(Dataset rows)

★ ★ ★ ★

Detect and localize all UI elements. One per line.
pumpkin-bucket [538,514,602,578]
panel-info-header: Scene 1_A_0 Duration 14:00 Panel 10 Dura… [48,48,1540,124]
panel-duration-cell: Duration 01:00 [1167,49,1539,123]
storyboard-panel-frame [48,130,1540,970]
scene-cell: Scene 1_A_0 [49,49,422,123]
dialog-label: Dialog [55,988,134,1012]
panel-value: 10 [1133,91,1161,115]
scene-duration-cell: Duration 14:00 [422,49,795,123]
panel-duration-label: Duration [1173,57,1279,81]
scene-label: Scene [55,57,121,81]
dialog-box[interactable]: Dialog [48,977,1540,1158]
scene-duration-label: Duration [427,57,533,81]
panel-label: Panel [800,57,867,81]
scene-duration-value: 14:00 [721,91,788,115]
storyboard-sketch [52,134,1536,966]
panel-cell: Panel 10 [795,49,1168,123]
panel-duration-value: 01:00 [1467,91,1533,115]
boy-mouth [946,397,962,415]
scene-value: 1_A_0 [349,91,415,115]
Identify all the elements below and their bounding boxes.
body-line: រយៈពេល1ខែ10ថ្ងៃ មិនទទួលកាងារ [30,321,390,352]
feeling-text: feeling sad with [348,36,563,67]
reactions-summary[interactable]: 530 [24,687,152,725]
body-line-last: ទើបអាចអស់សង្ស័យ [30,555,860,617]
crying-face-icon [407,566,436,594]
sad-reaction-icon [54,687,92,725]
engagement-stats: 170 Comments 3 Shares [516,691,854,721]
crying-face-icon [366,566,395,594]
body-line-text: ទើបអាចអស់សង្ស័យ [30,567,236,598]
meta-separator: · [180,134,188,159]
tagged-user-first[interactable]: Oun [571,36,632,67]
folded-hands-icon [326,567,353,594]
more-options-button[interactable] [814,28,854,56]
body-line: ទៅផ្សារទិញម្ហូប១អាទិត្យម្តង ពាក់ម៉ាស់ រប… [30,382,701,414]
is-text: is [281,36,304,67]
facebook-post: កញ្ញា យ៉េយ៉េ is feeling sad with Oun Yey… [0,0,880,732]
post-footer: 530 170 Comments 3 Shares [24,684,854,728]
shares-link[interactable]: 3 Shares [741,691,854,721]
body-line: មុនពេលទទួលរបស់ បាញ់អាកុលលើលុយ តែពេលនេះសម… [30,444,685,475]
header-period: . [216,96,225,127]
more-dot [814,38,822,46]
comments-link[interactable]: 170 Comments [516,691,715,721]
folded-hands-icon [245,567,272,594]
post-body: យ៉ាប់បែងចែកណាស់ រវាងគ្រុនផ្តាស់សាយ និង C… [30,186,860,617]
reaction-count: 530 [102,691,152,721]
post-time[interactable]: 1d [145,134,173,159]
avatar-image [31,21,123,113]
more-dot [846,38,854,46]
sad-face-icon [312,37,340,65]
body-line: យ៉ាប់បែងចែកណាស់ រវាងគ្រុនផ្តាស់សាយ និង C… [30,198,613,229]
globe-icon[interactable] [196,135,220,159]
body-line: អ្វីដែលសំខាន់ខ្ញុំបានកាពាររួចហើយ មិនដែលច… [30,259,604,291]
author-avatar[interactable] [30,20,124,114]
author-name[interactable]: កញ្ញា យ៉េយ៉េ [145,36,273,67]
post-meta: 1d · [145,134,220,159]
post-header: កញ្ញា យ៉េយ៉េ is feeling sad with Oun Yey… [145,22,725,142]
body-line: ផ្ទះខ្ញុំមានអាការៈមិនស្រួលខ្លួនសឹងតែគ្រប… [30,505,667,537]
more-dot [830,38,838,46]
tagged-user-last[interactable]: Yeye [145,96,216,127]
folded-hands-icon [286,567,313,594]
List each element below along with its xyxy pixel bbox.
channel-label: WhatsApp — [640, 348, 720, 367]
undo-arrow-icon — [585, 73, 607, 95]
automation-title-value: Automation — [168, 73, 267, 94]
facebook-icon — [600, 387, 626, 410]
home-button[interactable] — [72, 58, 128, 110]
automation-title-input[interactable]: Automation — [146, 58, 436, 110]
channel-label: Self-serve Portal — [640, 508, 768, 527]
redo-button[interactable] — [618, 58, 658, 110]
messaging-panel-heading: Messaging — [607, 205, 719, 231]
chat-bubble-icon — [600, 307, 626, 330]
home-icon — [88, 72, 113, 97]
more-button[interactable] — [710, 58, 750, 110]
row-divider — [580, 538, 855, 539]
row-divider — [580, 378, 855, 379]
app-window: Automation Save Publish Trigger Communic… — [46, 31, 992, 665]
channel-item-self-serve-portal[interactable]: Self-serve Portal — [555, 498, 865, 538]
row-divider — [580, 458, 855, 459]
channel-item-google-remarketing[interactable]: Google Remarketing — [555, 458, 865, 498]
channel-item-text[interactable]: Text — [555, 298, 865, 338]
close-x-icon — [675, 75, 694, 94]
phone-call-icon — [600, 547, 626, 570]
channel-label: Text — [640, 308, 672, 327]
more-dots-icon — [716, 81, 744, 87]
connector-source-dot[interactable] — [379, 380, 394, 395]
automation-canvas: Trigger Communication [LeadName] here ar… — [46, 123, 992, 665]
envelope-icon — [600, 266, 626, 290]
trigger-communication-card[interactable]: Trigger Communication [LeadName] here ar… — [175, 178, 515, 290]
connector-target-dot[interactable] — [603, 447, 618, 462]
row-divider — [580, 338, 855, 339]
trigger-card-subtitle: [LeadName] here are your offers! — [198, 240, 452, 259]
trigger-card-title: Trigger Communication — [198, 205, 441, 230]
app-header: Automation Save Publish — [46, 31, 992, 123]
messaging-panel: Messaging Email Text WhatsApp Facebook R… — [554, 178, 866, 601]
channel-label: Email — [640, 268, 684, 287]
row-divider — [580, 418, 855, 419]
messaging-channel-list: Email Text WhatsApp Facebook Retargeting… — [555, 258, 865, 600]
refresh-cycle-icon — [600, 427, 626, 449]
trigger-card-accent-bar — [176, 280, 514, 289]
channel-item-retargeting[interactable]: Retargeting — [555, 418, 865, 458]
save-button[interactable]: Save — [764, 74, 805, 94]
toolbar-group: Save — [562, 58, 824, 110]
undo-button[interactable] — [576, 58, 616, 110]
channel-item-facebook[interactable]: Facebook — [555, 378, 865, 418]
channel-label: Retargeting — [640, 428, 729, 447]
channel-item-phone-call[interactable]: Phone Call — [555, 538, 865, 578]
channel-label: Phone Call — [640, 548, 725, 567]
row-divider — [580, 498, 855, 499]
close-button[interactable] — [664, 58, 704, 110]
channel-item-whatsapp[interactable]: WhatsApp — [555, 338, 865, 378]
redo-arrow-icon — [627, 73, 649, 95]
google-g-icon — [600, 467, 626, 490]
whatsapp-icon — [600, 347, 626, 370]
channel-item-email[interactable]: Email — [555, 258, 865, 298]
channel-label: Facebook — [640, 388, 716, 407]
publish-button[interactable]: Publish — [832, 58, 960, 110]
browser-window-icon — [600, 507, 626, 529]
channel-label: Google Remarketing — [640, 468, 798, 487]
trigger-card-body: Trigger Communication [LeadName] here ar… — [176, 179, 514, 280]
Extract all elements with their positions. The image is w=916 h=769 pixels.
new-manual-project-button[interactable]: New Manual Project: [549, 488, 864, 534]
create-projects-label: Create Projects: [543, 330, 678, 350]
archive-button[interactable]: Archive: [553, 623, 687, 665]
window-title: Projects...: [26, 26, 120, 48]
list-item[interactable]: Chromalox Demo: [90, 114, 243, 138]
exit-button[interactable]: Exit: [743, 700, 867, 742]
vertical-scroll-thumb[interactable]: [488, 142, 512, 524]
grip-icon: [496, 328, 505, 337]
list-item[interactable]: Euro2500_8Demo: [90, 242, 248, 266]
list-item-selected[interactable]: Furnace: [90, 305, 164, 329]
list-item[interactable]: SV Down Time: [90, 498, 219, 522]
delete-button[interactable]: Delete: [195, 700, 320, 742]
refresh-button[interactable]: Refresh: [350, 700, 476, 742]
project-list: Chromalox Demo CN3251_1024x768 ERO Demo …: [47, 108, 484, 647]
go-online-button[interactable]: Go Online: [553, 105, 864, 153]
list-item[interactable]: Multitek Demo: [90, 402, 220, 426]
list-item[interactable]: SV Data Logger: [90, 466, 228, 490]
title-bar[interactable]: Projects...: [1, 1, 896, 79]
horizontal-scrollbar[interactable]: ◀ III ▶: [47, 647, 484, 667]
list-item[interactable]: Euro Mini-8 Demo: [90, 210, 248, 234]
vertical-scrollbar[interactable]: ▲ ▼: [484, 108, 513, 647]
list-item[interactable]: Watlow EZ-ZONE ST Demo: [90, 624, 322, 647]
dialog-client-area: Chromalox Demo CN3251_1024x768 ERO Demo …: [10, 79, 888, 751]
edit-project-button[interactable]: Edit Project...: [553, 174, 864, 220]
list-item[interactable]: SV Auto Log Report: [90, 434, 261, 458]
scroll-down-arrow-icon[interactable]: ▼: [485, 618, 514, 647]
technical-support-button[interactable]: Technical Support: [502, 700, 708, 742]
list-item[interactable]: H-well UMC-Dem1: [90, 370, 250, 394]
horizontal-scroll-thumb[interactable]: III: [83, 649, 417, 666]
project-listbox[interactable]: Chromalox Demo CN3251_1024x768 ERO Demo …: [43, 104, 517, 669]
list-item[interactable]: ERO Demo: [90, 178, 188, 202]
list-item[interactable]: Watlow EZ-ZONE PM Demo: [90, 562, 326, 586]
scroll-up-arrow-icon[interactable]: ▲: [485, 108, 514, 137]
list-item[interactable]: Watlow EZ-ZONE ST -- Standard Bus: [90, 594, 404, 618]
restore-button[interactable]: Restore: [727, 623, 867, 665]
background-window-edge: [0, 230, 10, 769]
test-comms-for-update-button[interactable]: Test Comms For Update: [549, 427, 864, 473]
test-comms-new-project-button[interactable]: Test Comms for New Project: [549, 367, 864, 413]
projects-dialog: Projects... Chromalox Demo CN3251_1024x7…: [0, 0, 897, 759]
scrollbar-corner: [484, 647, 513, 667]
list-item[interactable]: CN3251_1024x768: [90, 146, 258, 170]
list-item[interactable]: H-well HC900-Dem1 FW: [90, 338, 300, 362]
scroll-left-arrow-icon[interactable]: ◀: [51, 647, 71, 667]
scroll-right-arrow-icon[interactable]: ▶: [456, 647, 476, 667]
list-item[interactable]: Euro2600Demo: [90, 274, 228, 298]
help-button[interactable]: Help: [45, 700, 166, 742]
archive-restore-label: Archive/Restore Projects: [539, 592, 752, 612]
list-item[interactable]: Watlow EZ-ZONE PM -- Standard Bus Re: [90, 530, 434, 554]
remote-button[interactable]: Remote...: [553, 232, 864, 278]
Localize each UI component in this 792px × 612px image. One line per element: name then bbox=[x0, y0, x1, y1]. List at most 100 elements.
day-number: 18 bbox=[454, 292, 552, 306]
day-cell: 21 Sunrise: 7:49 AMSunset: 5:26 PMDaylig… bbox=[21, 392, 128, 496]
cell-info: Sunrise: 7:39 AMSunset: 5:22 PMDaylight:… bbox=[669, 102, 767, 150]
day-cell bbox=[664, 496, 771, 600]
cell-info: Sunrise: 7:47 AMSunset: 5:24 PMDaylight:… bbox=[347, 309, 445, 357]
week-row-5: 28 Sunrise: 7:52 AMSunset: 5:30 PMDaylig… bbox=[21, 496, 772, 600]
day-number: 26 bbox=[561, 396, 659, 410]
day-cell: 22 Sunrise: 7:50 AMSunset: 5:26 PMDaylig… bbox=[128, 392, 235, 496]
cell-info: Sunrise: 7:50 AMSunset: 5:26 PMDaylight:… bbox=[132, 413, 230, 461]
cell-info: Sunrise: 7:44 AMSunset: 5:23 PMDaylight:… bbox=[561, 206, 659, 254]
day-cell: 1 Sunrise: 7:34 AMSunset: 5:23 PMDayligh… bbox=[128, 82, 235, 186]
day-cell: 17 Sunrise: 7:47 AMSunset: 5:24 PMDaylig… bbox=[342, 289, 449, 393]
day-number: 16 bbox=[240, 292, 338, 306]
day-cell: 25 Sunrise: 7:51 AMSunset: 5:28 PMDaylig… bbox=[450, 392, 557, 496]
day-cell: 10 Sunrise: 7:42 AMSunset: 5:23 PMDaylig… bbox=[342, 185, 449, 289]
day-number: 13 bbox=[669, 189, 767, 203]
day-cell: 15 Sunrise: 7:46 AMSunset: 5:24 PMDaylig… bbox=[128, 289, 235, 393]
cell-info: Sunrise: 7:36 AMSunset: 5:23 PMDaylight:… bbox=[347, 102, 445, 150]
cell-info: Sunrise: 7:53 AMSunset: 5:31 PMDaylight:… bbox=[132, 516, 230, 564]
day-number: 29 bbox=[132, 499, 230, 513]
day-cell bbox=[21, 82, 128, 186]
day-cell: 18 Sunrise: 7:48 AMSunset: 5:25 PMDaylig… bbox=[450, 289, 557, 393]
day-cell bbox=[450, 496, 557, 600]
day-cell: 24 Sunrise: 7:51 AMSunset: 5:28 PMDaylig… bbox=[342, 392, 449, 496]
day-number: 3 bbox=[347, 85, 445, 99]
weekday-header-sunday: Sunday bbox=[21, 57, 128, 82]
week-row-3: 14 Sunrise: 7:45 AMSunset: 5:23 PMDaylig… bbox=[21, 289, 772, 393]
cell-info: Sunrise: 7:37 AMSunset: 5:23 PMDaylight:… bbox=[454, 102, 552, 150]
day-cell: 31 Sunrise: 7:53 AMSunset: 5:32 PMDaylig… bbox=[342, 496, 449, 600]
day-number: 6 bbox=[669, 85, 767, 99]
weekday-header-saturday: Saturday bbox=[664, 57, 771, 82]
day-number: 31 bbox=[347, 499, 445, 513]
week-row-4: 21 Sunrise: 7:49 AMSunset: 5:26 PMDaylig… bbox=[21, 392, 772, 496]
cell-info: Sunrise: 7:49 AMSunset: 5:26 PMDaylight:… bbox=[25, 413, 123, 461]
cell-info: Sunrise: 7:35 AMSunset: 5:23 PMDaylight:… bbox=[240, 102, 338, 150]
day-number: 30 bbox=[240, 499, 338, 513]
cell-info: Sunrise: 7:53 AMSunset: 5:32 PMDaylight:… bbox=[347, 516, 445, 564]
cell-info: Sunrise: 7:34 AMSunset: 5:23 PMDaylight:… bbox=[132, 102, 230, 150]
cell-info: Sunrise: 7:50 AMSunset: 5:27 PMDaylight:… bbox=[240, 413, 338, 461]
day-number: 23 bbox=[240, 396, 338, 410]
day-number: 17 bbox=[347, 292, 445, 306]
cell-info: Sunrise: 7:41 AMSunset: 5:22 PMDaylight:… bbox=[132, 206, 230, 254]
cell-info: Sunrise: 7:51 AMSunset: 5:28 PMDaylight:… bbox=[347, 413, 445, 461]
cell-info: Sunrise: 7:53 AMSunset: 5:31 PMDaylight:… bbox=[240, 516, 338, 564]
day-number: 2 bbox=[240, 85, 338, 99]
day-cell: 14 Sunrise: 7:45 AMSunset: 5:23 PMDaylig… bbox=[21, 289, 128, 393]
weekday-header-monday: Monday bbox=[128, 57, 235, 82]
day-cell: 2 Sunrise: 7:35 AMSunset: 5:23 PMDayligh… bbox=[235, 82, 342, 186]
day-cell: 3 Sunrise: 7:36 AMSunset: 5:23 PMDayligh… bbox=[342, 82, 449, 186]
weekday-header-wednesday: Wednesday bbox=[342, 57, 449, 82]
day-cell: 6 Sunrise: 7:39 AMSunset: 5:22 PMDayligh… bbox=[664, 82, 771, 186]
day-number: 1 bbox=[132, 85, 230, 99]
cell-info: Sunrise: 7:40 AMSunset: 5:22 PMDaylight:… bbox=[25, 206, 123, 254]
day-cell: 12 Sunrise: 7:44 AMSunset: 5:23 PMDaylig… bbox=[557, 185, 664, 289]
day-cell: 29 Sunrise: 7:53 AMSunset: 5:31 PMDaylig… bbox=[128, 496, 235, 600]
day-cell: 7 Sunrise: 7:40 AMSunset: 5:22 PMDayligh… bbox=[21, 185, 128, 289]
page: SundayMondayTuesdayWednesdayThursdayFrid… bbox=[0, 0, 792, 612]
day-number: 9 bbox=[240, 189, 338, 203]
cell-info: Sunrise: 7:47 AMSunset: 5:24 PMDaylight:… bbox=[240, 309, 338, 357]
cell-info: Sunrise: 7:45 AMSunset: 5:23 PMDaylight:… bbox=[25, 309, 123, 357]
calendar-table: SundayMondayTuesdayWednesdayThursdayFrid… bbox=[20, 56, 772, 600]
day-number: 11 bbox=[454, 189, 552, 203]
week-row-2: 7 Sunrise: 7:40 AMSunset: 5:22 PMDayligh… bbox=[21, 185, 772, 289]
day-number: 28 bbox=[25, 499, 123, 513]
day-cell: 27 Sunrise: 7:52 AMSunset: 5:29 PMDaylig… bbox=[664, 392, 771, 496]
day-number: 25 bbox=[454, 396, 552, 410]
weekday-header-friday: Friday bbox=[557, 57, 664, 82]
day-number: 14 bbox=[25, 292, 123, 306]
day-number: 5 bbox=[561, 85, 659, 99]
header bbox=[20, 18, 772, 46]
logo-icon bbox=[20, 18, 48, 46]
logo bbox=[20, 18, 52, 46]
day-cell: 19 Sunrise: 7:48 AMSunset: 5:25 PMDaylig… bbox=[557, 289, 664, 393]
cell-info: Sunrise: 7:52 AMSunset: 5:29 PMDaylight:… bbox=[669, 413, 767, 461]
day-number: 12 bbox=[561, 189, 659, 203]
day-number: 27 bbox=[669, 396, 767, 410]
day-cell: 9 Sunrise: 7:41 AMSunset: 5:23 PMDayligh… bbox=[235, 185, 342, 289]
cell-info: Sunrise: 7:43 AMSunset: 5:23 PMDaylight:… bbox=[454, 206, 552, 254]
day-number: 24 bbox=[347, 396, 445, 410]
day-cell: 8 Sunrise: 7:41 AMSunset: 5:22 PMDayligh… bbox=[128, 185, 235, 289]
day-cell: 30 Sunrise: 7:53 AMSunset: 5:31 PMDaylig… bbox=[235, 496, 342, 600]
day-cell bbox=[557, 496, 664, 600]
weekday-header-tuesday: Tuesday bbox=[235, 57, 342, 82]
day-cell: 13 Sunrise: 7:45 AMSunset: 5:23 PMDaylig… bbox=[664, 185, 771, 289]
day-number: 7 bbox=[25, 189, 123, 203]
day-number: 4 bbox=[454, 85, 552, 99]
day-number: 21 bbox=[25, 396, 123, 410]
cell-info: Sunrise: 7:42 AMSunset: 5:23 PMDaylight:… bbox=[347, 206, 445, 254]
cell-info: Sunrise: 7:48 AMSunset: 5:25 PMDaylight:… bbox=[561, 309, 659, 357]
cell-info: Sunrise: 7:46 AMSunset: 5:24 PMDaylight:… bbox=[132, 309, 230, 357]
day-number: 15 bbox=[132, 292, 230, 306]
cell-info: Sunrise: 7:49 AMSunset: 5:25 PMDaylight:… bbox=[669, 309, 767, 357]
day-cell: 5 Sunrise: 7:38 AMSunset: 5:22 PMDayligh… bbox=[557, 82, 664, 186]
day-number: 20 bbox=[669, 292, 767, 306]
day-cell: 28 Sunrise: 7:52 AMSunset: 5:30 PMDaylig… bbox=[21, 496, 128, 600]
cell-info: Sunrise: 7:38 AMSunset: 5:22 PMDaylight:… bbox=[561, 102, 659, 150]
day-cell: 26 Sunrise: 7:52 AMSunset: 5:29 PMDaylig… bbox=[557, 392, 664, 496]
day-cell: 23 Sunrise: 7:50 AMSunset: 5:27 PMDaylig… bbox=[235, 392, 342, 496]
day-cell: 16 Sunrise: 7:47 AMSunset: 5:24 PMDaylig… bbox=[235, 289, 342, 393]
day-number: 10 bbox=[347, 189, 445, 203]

★ ★ ★ ★

(WHAT THIS TASK INVOLVES): Return every line of the dataset rows above that contains the string "Archive".

(SOLUTION TO THIS EXERCISE):
archive-button[interactable]: Archive: [553, 623, 687, 665]
archive-restore-label: Archive/Restore Projects: [539, 592, 752, 612]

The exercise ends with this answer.